• Your objective: Search the material for the string "концов" and copy each line where it occurs.

• Provided information:
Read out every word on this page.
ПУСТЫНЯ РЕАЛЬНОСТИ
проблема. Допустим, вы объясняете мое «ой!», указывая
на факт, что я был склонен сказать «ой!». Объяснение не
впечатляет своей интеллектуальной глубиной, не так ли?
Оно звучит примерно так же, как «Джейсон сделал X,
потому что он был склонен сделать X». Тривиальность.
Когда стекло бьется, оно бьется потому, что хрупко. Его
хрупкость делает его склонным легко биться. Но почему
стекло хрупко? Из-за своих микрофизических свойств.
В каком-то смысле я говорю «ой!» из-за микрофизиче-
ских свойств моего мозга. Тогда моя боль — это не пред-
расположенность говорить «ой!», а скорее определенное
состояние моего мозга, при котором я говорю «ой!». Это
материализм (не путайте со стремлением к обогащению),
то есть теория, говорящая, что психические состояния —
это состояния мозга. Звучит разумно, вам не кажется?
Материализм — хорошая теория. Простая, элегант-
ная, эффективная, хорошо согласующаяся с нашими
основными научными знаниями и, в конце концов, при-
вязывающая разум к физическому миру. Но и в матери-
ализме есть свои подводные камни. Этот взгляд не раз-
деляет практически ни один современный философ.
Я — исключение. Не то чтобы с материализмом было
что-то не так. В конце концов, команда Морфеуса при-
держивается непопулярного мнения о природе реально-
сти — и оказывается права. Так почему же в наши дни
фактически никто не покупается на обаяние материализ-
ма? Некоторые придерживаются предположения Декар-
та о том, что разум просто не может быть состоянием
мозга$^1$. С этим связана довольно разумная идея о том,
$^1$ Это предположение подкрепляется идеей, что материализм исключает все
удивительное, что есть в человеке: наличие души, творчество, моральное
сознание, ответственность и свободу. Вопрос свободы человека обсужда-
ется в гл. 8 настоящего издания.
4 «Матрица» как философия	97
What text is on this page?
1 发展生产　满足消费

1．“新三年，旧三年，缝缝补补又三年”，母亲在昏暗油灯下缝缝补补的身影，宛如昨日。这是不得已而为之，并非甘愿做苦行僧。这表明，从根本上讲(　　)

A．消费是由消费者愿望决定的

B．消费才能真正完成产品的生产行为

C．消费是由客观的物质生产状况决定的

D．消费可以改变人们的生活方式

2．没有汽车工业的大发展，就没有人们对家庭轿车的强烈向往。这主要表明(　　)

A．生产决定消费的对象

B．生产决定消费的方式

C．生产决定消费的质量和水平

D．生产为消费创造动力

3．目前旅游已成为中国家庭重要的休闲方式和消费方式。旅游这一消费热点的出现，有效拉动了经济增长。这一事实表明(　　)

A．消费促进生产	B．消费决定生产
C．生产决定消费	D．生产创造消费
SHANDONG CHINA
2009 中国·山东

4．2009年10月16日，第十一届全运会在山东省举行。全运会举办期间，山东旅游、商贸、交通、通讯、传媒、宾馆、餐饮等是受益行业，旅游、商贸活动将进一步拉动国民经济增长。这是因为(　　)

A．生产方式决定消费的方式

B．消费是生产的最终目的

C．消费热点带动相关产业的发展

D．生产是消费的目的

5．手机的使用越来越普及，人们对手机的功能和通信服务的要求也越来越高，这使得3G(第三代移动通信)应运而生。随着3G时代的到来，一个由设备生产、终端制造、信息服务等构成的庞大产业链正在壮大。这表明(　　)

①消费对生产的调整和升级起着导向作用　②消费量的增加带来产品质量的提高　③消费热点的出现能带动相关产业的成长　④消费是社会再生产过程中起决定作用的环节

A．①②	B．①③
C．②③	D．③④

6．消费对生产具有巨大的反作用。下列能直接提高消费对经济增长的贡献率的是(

• Solution to the exercise:
основными научными знаниями и, в конце концов, при-
что-то не так. В конце концов, команда Морфеуса при-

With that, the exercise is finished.